WORK TO COMPLETE -
List each line of the data that holds the string "Technology", please.

INPUT -
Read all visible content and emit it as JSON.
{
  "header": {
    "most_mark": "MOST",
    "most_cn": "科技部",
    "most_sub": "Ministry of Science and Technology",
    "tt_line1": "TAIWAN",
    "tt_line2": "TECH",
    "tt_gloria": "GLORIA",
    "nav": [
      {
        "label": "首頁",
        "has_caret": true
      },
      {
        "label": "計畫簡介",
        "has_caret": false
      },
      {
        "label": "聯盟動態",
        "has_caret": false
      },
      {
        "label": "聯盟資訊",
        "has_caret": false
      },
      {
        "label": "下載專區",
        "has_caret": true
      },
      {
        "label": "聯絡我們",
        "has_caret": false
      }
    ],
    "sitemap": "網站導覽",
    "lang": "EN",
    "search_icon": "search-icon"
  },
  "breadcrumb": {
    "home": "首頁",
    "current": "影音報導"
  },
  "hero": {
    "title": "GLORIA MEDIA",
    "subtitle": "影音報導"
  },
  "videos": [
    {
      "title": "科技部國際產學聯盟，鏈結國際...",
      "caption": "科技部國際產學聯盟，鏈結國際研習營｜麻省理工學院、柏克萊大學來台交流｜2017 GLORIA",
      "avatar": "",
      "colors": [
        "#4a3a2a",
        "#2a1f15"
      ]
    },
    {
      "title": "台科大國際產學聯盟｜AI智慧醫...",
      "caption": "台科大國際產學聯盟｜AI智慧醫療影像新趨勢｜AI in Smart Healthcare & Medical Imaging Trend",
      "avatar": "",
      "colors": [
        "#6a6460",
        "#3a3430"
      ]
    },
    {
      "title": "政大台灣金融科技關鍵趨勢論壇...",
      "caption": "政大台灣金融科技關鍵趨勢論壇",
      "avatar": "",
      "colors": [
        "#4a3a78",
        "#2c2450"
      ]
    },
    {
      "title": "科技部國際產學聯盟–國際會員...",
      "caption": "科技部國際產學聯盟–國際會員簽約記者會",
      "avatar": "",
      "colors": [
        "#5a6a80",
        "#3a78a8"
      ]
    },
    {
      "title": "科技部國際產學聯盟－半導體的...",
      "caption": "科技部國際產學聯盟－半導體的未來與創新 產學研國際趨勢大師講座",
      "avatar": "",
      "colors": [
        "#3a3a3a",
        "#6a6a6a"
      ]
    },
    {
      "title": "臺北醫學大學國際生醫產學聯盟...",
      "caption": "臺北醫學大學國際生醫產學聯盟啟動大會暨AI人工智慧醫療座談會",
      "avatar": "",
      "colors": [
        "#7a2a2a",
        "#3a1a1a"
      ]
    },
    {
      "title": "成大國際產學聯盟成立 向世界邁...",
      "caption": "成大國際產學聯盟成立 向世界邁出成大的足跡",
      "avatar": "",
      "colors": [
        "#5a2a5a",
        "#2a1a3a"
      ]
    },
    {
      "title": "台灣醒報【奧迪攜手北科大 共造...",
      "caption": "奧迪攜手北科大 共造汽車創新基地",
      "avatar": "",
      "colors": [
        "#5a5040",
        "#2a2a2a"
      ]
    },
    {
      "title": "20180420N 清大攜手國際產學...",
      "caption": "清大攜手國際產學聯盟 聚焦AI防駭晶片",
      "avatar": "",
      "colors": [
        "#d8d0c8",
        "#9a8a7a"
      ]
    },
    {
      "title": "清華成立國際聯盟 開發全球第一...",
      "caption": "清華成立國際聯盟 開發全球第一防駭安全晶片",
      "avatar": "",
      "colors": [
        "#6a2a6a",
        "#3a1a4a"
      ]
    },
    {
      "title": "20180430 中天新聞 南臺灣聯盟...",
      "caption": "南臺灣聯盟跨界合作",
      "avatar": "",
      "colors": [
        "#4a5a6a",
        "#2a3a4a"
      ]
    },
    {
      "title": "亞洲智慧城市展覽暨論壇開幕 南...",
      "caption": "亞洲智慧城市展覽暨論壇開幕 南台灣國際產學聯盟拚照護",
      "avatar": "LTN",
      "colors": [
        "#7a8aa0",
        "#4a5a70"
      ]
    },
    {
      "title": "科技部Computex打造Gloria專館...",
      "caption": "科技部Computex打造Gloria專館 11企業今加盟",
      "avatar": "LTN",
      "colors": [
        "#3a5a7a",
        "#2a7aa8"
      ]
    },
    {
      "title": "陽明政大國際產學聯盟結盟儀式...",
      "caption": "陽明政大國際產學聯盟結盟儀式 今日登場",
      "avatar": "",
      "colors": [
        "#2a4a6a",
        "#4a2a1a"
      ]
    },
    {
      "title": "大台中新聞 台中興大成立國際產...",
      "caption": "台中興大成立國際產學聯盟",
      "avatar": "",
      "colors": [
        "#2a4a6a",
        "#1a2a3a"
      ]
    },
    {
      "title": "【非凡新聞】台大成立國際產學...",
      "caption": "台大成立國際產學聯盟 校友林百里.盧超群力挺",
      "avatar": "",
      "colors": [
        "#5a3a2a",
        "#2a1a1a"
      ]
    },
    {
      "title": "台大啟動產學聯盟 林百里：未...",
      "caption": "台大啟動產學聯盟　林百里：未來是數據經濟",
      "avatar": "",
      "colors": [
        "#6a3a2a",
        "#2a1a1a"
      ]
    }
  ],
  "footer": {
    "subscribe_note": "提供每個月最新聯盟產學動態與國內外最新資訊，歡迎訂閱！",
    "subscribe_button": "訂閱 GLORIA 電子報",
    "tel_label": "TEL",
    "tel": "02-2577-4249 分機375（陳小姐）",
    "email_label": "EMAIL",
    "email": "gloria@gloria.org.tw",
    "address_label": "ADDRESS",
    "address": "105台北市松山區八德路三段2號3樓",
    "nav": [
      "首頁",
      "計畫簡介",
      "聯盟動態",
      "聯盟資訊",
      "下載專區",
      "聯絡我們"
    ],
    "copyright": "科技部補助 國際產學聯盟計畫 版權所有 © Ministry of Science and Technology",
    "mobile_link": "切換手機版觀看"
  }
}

COMPLETE ANSWER -
    "most_sub": "Ministry of Science and Technology",
    "copyright": "科技部補助 國際產學聯盟計畫 版權所有 © Ministry of Science and Technology",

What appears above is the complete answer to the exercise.